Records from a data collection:
-------------------------
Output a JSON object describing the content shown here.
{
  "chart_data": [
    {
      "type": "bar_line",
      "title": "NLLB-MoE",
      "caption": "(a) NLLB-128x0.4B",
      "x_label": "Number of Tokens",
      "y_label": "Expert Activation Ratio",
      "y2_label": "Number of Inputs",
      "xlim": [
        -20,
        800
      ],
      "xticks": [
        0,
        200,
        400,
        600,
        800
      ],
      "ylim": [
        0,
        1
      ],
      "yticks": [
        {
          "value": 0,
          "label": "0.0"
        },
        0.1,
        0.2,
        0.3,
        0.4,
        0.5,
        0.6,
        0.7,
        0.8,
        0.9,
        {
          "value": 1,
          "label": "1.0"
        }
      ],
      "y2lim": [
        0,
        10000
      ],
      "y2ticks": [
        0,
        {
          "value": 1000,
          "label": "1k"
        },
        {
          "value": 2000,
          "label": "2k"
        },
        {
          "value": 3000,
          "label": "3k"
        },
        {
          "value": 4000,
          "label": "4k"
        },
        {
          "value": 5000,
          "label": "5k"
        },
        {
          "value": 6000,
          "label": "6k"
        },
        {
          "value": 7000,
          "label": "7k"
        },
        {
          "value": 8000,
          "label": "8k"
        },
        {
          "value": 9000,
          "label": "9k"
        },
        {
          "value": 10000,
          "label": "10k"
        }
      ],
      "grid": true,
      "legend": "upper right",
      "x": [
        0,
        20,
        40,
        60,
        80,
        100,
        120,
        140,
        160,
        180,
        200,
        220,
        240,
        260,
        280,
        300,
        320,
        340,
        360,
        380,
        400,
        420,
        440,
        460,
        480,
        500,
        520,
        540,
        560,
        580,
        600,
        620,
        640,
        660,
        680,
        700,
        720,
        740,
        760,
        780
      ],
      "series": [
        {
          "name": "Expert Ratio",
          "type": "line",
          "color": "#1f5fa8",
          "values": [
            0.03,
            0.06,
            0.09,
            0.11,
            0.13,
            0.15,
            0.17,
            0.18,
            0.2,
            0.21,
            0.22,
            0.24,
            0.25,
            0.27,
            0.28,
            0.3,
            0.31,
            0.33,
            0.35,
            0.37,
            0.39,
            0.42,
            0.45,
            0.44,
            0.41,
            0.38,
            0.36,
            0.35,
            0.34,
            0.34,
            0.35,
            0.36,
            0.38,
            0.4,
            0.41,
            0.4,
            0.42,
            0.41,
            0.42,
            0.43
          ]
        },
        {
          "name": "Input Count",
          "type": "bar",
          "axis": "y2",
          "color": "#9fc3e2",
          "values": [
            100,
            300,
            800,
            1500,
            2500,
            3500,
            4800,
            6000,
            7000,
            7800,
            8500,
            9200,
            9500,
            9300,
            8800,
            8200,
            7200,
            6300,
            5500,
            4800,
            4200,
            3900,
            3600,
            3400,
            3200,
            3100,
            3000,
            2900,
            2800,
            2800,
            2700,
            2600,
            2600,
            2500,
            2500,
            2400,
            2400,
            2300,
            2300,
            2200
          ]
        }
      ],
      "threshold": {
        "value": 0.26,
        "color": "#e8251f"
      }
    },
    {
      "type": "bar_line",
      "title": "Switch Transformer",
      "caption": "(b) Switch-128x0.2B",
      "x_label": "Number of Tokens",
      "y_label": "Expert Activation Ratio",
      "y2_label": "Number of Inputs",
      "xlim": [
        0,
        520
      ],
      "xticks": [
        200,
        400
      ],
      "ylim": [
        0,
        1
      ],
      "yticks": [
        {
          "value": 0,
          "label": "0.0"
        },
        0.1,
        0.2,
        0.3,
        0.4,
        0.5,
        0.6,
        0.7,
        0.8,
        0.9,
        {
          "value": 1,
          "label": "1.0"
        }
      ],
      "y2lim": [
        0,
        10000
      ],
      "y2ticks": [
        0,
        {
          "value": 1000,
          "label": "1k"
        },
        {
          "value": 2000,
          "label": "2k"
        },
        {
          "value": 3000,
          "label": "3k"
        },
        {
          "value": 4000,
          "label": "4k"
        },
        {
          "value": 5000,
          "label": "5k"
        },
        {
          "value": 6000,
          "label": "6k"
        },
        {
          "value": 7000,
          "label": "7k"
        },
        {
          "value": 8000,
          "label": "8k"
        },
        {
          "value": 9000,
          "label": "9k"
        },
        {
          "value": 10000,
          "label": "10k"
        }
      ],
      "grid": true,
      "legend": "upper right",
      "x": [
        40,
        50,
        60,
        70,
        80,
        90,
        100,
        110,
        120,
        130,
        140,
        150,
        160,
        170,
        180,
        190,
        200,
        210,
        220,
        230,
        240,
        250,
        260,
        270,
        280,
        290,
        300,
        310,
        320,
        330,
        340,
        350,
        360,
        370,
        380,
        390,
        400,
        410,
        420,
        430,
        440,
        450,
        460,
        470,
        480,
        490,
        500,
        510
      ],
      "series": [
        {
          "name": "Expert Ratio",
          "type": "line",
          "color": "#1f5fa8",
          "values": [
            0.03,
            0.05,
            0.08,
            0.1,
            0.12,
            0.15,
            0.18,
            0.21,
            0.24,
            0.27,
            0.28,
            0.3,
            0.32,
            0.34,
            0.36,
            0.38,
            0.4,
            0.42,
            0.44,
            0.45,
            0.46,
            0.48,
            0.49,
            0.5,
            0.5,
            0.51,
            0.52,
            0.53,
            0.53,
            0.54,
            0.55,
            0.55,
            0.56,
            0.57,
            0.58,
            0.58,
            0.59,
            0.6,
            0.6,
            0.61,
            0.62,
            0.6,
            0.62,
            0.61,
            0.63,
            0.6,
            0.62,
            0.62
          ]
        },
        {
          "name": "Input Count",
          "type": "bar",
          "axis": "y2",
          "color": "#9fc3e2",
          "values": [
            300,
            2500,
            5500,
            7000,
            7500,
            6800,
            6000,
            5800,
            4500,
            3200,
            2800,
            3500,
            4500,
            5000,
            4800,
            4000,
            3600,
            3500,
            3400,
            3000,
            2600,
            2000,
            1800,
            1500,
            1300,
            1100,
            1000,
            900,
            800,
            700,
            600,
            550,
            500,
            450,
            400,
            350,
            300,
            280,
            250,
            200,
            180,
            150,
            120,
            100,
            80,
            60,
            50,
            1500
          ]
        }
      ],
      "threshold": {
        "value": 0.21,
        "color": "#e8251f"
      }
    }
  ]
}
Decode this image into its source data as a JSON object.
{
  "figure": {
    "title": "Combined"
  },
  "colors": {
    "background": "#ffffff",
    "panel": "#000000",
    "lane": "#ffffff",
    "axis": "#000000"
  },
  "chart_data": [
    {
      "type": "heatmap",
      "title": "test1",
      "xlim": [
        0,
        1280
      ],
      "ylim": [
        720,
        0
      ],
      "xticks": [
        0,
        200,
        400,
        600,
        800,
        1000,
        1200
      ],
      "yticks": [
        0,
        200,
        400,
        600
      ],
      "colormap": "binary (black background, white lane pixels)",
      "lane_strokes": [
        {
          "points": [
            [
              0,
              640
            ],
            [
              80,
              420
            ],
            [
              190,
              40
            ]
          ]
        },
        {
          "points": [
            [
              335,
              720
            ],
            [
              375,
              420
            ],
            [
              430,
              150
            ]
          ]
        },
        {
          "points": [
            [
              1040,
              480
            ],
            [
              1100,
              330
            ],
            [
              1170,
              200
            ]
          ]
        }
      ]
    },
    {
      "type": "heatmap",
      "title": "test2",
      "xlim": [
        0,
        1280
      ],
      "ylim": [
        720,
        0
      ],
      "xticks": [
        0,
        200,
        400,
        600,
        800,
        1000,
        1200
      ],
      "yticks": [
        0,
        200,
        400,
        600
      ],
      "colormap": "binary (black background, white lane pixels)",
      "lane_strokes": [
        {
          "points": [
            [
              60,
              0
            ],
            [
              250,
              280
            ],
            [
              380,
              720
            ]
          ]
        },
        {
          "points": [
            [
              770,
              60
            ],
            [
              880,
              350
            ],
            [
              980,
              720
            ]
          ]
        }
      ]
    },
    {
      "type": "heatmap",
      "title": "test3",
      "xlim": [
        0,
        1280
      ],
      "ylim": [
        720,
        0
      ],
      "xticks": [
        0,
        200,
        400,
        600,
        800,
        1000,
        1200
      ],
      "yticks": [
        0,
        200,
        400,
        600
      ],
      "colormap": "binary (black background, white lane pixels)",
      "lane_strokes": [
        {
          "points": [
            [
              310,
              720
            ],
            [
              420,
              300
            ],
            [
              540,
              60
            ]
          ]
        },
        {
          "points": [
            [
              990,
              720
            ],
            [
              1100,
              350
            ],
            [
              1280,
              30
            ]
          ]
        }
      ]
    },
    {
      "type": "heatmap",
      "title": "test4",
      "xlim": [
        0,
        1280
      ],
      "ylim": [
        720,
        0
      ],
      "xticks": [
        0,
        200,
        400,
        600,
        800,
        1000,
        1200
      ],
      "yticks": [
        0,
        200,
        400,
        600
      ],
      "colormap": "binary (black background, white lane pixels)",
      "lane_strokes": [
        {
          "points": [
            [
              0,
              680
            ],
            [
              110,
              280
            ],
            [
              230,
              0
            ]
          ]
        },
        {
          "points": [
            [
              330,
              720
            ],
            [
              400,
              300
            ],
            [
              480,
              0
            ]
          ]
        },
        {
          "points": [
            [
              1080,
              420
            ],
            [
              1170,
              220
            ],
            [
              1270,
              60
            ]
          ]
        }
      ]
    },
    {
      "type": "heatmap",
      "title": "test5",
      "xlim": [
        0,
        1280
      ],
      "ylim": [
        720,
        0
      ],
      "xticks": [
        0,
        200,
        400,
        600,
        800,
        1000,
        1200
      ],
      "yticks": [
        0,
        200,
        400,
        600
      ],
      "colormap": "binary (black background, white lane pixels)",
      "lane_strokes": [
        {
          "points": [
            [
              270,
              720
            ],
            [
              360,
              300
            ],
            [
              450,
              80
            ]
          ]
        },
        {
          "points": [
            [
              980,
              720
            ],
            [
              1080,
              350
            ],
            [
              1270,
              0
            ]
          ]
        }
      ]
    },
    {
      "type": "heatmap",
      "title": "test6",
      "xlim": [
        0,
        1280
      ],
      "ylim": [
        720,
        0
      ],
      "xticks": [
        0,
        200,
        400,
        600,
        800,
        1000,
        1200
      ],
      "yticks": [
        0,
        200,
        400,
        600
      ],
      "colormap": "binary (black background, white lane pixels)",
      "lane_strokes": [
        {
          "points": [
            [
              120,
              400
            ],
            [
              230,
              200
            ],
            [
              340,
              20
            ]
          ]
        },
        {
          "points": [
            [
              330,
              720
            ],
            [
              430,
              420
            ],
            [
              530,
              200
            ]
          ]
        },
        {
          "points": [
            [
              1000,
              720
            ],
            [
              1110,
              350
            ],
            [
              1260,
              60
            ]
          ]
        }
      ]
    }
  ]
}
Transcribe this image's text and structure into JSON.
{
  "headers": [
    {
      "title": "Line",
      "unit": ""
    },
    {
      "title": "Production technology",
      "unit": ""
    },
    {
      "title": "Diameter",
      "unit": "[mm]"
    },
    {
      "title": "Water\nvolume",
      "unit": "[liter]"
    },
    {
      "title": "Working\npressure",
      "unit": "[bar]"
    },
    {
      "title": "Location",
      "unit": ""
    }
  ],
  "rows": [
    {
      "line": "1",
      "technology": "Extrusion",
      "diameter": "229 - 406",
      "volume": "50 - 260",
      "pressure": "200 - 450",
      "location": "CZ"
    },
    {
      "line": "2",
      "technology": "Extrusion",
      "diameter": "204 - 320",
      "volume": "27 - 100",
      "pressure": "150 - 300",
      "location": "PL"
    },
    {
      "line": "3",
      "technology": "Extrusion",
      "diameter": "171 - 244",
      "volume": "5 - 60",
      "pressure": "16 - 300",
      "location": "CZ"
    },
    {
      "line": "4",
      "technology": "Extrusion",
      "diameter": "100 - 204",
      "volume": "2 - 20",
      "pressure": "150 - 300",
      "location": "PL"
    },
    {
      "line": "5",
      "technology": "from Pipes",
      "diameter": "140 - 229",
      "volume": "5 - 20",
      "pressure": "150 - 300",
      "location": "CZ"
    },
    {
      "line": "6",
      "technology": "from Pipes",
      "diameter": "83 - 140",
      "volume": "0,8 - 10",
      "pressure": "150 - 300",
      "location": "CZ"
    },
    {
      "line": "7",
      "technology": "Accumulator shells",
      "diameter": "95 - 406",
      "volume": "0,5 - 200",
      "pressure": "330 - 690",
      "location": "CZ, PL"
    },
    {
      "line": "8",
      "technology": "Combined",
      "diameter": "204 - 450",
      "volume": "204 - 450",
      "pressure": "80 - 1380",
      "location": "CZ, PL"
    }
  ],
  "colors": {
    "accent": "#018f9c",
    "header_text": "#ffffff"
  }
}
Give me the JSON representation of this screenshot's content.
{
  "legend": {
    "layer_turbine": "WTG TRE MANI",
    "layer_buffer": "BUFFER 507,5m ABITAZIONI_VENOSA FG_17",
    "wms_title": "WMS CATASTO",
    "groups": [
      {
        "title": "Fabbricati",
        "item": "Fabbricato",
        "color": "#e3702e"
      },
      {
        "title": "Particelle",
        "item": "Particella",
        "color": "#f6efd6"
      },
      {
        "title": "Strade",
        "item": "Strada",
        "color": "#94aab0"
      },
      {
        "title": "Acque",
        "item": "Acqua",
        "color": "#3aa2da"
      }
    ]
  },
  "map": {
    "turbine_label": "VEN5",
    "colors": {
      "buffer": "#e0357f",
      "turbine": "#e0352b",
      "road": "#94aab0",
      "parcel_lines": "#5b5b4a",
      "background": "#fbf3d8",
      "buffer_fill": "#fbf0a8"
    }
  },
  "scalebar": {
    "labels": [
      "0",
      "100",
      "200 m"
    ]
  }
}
-------------------------
### EXERCISE AIM
Determine the number of lines where the string "into" occurs, and give that number only.

### RIGHT ANSWER
2